◆ Stated exercise
In the material below, find every line with "溶液内电流方向从A到B" and pull it out.

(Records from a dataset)

━━━

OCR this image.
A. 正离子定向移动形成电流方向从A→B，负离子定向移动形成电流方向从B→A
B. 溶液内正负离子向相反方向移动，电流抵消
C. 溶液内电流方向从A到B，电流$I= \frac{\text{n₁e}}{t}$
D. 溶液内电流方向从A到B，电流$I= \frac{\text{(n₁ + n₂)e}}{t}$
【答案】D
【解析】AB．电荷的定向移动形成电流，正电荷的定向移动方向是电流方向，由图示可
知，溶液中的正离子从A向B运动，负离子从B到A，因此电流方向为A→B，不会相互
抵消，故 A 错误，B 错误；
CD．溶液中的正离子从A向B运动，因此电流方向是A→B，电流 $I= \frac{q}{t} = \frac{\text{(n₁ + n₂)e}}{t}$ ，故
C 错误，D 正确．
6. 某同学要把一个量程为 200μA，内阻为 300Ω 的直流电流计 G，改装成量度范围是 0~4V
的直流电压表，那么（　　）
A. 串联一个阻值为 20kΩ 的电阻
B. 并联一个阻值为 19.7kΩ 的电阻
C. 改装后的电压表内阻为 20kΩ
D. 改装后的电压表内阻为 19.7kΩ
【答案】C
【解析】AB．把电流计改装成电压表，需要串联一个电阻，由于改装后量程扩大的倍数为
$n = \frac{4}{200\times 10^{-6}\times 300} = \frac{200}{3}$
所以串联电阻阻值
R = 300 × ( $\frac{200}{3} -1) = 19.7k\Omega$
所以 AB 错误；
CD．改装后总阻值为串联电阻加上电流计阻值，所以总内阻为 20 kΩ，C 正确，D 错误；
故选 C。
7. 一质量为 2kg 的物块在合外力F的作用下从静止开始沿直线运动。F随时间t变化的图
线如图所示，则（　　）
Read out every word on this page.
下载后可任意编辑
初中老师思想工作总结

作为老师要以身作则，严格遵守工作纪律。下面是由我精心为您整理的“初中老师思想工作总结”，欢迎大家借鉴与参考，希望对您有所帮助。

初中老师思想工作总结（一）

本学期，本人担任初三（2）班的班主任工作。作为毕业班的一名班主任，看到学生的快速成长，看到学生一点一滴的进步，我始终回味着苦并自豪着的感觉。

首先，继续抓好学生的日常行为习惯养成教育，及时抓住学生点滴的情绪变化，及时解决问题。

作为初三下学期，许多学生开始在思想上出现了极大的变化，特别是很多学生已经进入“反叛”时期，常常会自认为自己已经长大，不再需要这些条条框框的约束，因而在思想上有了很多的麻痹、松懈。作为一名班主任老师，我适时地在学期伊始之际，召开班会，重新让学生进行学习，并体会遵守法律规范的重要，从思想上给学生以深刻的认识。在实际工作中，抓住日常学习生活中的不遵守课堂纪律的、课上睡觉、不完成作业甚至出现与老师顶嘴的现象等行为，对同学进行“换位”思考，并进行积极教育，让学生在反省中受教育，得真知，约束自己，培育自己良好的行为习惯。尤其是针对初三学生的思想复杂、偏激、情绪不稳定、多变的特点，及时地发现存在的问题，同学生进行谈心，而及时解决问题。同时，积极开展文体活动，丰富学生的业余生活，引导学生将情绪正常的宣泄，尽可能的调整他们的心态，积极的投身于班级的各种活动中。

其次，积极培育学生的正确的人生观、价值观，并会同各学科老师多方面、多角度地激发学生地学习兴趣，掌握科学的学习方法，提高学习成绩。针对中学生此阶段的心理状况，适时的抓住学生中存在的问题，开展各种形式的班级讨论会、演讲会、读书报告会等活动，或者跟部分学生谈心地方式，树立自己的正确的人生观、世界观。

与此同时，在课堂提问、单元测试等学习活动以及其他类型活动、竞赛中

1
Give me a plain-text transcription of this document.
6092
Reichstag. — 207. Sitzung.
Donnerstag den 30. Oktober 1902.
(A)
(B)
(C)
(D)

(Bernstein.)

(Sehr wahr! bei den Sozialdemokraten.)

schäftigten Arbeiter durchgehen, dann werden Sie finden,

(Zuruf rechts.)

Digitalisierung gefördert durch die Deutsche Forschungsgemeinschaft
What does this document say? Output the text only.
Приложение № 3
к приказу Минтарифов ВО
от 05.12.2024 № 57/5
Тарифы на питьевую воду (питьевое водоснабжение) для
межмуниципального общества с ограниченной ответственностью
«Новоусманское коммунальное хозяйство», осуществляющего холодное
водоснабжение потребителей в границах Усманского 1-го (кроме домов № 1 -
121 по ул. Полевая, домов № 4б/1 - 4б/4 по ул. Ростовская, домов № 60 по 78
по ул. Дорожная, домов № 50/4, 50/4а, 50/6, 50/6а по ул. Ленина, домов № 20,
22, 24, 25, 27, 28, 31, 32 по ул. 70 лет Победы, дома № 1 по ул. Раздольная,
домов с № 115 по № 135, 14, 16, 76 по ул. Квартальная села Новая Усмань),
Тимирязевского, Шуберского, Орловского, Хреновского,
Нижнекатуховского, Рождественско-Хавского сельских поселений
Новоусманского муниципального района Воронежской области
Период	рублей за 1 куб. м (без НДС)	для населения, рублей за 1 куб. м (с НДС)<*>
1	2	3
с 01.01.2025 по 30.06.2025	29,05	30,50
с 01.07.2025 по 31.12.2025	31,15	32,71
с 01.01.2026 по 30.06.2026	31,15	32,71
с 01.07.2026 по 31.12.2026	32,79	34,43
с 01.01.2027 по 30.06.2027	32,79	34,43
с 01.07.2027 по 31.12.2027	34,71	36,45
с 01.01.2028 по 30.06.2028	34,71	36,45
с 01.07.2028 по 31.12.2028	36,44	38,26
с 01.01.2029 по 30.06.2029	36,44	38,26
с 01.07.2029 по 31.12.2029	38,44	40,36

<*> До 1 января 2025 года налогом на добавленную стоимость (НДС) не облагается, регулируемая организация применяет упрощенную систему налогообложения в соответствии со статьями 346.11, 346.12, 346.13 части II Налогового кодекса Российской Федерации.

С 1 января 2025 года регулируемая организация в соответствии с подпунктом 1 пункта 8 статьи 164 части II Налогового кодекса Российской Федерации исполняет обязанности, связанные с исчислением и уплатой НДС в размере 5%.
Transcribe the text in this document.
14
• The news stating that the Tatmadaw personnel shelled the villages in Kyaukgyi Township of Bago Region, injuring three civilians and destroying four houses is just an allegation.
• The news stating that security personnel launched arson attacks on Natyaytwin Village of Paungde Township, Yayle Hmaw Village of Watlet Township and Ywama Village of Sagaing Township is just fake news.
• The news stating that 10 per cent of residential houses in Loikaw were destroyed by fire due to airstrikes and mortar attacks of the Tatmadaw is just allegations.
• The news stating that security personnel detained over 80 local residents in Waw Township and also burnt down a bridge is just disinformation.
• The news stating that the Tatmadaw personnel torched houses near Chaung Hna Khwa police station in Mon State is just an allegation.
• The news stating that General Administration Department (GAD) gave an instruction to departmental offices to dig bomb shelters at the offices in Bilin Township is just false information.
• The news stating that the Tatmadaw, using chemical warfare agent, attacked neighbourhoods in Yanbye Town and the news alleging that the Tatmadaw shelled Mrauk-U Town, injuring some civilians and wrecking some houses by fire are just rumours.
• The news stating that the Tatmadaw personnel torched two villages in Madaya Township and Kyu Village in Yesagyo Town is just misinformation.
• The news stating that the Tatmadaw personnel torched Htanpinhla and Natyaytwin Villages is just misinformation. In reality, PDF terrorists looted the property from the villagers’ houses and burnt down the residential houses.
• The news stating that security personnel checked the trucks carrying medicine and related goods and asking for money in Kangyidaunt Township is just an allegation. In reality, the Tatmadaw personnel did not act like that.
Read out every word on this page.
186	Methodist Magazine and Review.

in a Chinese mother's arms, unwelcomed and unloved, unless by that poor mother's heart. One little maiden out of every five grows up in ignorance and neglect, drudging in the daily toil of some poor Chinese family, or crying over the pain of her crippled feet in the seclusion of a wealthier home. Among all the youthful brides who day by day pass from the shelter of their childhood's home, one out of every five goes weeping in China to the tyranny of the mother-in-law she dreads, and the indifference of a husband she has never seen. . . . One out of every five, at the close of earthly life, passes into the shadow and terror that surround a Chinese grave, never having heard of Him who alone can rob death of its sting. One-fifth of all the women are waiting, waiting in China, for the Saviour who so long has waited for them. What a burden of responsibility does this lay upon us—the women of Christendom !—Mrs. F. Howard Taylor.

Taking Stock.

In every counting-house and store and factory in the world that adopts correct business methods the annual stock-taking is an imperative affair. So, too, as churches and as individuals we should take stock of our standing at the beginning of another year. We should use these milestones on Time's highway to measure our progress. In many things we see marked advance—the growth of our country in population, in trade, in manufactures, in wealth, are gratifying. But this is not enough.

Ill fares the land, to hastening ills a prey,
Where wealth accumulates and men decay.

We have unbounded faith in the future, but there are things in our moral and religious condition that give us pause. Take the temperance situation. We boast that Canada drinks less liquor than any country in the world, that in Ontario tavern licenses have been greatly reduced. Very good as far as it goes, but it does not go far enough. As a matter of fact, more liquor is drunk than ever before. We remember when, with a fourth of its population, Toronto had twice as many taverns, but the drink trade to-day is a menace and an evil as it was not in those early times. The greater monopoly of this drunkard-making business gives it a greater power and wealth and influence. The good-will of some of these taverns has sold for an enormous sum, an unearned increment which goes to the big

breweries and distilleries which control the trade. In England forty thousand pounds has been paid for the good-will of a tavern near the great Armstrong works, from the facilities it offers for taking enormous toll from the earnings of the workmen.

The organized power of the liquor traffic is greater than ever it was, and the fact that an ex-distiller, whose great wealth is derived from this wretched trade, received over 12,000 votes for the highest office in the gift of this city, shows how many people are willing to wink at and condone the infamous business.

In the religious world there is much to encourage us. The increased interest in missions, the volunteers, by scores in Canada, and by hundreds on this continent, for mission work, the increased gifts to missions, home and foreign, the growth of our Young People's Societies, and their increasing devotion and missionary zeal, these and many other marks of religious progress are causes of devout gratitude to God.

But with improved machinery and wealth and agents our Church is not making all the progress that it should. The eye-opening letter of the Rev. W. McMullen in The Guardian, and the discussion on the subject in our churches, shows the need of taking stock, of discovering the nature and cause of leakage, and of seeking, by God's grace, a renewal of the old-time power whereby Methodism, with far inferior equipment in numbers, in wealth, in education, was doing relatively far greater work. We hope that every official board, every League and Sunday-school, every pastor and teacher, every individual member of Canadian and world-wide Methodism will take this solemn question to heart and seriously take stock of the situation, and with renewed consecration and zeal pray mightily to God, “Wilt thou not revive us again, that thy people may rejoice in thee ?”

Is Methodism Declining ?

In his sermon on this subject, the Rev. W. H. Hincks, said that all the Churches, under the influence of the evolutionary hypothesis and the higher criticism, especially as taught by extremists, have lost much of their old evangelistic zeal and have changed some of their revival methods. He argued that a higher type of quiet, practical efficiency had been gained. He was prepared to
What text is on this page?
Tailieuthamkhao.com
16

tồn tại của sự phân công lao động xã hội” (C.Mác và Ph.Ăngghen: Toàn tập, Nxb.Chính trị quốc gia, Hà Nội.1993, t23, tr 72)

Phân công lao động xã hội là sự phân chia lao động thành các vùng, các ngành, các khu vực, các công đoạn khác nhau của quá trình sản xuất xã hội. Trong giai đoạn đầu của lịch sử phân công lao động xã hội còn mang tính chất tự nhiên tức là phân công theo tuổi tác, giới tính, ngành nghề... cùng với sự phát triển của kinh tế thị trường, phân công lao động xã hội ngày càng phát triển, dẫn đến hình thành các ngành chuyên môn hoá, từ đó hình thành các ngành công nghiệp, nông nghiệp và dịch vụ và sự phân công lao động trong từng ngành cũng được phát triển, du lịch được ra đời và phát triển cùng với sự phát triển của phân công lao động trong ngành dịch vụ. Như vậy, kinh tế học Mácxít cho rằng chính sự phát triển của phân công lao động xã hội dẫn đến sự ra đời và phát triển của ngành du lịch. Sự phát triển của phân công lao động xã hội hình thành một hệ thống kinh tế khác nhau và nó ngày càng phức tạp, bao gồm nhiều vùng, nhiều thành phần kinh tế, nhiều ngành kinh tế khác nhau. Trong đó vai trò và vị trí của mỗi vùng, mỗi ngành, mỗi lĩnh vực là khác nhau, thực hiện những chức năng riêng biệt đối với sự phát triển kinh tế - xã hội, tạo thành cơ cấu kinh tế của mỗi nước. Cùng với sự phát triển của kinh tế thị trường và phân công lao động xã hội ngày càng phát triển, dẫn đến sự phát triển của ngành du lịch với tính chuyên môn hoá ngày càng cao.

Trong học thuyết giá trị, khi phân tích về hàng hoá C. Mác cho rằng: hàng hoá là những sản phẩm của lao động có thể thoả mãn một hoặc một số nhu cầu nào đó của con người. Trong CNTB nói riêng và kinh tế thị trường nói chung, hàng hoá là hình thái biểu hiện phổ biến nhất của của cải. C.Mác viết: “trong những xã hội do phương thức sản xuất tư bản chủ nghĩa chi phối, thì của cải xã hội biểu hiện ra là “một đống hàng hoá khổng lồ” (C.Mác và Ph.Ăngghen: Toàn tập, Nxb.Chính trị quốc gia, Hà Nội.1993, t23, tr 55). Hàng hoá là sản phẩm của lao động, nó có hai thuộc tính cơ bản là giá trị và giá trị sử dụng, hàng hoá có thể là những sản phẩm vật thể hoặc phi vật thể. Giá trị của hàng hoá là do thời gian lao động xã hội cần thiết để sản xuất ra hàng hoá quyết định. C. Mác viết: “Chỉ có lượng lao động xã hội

━━━

◆ The completed task
C. 溶液内电流方向从A到B，电流$I= \frac{\text{n₁e}}{t}$
D. 溶液内电流方向从A到B，电流$I= \frac{\text{(n₁ + n₂)e}}{t}$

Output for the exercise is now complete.